# Prompt
Print each line exactly as it is given.

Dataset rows
——————
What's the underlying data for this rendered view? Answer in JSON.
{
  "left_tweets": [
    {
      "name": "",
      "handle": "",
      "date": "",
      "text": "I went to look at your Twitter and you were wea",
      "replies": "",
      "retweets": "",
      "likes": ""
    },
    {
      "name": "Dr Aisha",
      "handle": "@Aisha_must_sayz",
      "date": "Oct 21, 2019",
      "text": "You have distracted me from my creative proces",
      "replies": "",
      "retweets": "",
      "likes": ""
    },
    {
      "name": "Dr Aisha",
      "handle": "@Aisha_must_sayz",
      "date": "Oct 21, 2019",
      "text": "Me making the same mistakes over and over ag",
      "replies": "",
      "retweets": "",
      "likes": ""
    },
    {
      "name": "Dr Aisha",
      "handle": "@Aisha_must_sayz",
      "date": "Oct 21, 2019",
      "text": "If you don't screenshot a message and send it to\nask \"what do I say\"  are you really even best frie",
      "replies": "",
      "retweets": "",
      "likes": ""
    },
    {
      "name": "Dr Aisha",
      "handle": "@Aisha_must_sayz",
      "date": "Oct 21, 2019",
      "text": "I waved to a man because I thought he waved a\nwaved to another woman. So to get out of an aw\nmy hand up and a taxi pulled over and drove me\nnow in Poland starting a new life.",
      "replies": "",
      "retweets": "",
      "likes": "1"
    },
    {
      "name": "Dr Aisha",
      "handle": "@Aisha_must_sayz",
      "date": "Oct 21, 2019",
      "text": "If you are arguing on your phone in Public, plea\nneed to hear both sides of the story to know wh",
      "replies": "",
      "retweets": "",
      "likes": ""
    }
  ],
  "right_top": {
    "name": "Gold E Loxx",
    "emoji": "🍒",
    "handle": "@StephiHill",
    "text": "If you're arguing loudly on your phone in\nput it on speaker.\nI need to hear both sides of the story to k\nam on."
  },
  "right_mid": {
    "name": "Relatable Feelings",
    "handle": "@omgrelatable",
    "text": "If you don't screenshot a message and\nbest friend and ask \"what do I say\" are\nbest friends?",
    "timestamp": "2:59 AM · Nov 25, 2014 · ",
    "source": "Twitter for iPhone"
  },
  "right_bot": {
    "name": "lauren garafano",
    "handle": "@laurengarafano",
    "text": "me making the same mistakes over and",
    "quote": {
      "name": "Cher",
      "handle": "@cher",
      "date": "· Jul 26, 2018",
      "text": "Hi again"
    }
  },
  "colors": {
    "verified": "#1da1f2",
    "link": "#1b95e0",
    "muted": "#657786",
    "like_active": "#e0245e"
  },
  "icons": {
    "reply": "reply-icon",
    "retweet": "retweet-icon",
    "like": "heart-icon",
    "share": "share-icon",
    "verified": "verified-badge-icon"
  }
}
——————
# Exercise answer
What's the underlying data for this rendered view? Answer in JSON.
{
  "left_tweets": [
    {
      "name": "",
      "handle": "",
      "date": "",
      "text": "I went to look at your Twitter and you were wea",
      "replies": "",
      "retweets": "",
      "likes": ""
    },
    {
      "name": "Dr Aisha",
      "handle": "@Aisha_must_sayz",
      "date": "Oct 21, 2019",
      "text": "You have distracted me from my creative proces",
      "replies": "",
      "retweets": "",
      "likes": ""
    },
    {
      "name": "Dr Aisha",
      "handle": "@Aisha_must_sayz",
      "date": "Oct 21, 2019",
      "text": "Me making the same mistakes over and over ag",
      "replies": "",
      "retweets": "",
      "likes": ""
    },
    {
      "name": "Dr Aisha",
      "handle": "@Aisha_must_sayz",
      "date": "Oct 21, 2019",
      "text": "If you don't screenshot a message and send it to\nask \"what do I say\"  are you really even best frie",
      "replies": "",
      "retweets": "",
      "likes": ""
    },
    {
      "name": "Dr Aisha",
      "handle": "@Aisha_must_sayz",
      "date": "Oct 21, 2019",
      "text": "I waved to a man because I thought he waved a\nwaved to another woman. So to get out of an aw\nmy hand up and a taxi pulled over and drove me\nnow in Poland starting a new life.",
      "replies": "",
      "retweets": "",
      "likes": "1"
    },
    {
      "name": "Dr Aisha",
      "handle": "@Aisha_must_sayz",
      "date": "Oct 21, 2019",
      "text": "If you are arguing on your phone in Public, plea\nneed to hear both sides of the story to know wh",
      "replies": "",
      "retweets": "",
      "likes": ""
    }
  ],
  "right_top": {
    "name": "Gold E Loxx",
    "emoji": "🍒",
    "handle": "@StephiHill",
    "text": "If you're arguing loudly on your phone in\nput it on speaker.\nI need to hear both sides of the story to k\nam on."
  },
  "right_mid": {
    "name": "Relatable Feelings",
    "handle": "@omgrelatable",
    "text": "If you don't screenshot a message and\nbest friend and ask \"what do I say\" are\nbest friends?",
    "timestamp": "2:59 AM · Nov 25, 2014 · ",
    "source": "Twitter for iPhone"
  },
  "right_bot": {
    "name": "lauren garafano",
    "handle": "@laurengarafano",
    "text": "me making the same mistakes over and",
    "quote": {
      "name": "Cher",
      "handle": "@cher",
      "date": "· Jul 26, 2018",
      "text": "Hi again"
    }
  },
  "colors": {
    "verified": "#1da1f2",
    "link": "#1b95e0",
    "muted": "#657786",
    "like_active": "#e0245e"
  },
  "icons": {
    "reply": "reply-icon",
    "retweet": "retweet-icon",
    "like": "heart-icon",
    "share": "share-icon",
    "verified": "verified-badge-icon"
  }
}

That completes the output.